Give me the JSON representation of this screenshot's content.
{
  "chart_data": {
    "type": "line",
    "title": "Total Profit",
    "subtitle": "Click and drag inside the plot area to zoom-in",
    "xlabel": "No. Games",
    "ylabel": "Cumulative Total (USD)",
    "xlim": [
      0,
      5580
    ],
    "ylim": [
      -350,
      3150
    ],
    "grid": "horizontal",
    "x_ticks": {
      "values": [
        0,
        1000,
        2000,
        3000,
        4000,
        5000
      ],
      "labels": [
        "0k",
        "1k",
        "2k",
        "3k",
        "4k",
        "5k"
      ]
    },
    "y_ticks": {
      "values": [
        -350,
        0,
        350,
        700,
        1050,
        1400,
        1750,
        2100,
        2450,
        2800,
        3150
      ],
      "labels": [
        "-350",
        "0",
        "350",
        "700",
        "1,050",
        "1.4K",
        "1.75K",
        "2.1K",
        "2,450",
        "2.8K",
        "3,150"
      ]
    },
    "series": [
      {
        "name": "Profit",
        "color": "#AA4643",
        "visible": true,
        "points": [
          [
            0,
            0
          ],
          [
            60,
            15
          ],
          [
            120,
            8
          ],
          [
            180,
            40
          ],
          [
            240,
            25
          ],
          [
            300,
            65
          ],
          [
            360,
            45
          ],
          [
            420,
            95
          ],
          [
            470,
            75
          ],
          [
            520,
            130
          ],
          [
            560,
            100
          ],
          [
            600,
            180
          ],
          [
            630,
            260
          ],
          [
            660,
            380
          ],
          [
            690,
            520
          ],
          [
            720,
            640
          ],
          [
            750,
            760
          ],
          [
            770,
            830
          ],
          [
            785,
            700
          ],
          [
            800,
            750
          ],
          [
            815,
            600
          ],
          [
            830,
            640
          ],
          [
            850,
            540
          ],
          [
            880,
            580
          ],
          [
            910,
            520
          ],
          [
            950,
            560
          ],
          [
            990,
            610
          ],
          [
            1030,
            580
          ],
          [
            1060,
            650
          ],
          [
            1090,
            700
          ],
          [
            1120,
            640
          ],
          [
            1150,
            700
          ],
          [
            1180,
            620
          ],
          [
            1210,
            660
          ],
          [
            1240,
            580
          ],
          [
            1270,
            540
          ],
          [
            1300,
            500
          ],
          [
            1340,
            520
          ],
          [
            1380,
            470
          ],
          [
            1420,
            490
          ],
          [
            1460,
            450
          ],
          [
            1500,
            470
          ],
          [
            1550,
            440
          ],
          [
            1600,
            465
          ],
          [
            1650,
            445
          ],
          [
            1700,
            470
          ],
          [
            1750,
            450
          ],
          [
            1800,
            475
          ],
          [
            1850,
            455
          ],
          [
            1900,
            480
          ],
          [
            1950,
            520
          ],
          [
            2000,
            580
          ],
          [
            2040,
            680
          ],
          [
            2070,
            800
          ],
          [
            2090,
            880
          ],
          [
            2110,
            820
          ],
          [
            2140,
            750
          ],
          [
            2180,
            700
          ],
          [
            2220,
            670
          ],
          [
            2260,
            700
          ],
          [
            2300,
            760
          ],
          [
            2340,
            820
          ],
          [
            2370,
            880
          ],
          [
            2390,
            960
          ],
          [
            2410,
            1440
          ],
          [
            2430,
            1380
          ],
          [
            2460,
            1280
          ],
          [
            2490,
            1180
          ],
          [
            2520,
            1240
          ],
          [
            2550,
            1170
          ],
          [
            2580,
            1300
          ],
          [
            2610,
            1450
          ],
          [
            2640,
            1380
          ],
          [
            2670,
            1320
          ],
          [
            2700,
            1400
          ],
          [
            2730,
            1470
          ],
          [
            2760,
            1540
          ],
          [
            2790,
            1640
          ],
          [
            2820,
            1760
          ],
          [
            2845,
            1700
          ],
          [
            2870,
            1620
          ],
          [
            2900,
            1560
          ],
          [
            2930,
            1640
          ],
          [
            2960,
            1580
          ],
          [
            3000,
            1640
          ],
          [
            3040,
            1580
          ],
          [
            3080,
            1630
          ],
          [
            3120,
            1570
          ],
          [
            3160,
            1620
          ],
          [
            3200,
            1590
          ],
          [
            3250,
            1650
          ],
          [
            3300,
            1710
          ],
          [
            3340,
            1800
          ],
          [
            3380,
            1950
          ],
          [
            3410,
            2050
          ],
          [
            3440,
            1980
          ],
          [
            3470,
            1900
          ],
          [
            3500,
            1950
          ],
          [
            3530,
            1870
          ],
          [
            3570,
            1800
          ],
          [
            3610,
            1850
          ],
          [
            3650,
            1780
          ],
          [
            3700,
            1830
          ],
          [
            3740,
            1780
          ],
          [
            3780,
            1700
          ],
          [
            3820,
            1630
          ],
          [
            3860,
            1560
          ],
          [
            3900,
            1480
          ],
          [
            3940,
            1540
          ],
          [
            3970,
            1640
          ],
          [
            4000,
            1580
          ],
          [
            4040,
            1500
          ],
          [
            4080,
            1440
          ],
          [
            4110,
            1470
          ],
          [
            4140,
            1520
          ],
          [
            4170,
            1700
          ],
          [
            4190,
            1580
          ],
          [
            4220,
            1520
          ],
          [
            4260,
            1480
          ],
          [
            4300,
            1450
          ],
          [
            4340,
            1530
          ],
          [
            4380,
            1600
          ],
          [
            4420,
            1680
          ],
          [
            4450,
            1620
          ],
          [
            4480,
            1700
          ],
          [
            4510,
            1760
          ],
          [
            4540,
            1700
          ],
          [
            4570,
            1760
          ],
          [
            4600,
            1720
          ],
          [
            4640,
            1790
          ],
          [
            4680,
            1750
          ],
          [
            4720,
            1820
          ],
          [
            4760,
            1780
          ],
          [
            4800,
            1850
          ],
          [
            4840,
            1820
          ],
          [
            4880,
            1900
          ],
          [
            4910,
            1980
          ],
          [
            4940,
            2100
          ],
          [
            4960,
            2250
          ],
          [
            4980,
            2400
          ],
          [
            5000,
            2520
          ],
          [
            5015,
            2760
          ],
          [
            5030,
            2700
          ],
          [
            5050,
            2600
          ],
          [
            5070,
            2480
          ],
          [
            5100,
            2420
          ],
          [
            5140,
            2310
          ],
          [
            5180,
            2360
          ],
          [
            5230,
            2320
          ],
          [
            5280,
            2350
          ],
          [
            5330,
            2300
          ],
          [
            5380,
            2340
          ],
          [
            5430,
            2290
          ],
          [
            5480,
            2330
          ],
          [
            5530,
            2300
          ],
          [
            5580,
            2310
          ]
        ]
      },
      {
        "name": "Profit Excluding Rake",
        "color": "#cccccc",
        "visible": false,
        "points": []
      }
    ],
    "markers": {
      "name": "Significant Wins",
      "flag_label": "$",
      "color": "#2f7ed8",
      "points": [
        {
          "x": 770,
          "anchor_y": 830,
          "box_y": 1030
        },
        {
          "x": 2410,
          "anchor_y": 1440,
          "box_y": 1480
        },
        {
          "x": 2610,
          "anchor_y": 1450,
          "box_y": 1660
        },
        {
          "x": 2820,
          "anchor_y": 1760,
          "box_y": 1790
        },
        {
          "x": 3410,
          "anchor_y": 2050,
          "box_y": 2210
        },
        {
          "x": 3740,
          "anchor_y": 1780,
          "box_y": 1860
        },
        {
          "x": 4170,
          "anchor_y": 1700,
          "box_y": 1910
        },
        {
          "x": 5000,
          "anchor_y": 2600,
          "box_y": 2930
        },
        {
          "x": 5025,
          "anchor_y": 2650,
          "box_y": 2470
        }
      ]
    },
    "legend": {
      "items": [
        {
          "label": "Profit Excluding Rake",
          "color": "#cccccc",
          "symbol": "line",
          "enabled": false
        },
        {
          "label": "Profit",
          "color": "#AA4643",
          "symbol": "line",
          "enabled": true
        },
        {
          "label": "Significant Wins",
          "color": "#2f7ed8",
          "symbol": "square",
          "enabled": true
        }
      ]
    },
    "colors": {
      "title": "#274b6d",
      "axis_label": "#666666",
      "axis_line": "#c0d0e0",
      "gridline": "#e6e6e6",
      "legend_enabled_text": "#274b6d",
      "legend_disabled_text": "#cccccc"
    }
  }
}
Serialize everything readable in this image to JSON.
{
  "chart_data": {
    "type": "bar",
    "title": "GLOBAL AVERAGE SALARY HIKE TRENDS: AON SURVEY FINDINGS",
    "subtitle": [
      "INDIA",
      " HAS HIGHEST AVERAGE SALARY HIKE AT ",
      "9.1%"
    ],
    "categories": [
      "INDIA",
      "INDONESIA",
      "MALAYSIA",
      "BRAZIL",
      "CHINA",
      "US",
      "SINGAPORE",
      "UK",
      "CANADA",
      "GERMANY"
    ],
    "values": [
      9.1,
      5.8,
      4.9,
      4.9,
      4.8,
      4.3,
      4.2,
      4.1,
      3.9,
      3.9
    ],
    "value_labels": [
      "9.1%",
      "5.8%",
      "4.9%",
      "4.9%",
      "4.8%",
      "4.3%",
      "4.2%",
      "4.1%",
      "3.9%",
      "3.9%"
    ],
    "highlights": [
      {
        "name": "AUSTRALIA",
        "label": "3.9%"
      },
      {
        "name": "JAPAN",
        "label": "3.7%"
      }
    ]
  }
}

What is expected: With both ends included, please retype exactly the lines from the line containing "Serialize everything readable" to the final line of the data.

Correct output:
Serialize everything readable in this image to JSON.
{
  "chart_data": {
    "type": "bar",
    "title": "GLOBAL AVERAGE SALARY HIKE TRENDS: AON SURVEY FINDINGS",
    "subtitle": [
      "INDIA",
      " HAS HIGHEST AVERAGE SALARY HIKE AT ",
      "9.1%"
    ],
    "categories": [
      "INDIA",
      "INDONESIA",
      "MALAYSIA",
      "BRAZIL",
      "CHINA",
      "US",
      "SINGAPORE",
      "UK",
      "CANADA",
      "GERMANY"
    ],
    "values": [
      9.1,
      5.8,
      4.9,
      4.9,
      4.8,
      4.3,
      4.2,
      4.1,
      3.9,
      3.9
    ],
    "value_labels": [
      "9.1%",
      "5.8%",
      "4.9%",
      "4.9%",
      "4.8%",
      "4.3%",
      "4.2%",
      "4.1%",
      "3.9%",
      "3.9%"
    ],
    "highlights": [
      {
        "name": "AUSTRALIA",
        "label": "3.9%"
      },
      {
        "name": "JAPAN",
        "label": "3.7%"
      }
    ]
  }
}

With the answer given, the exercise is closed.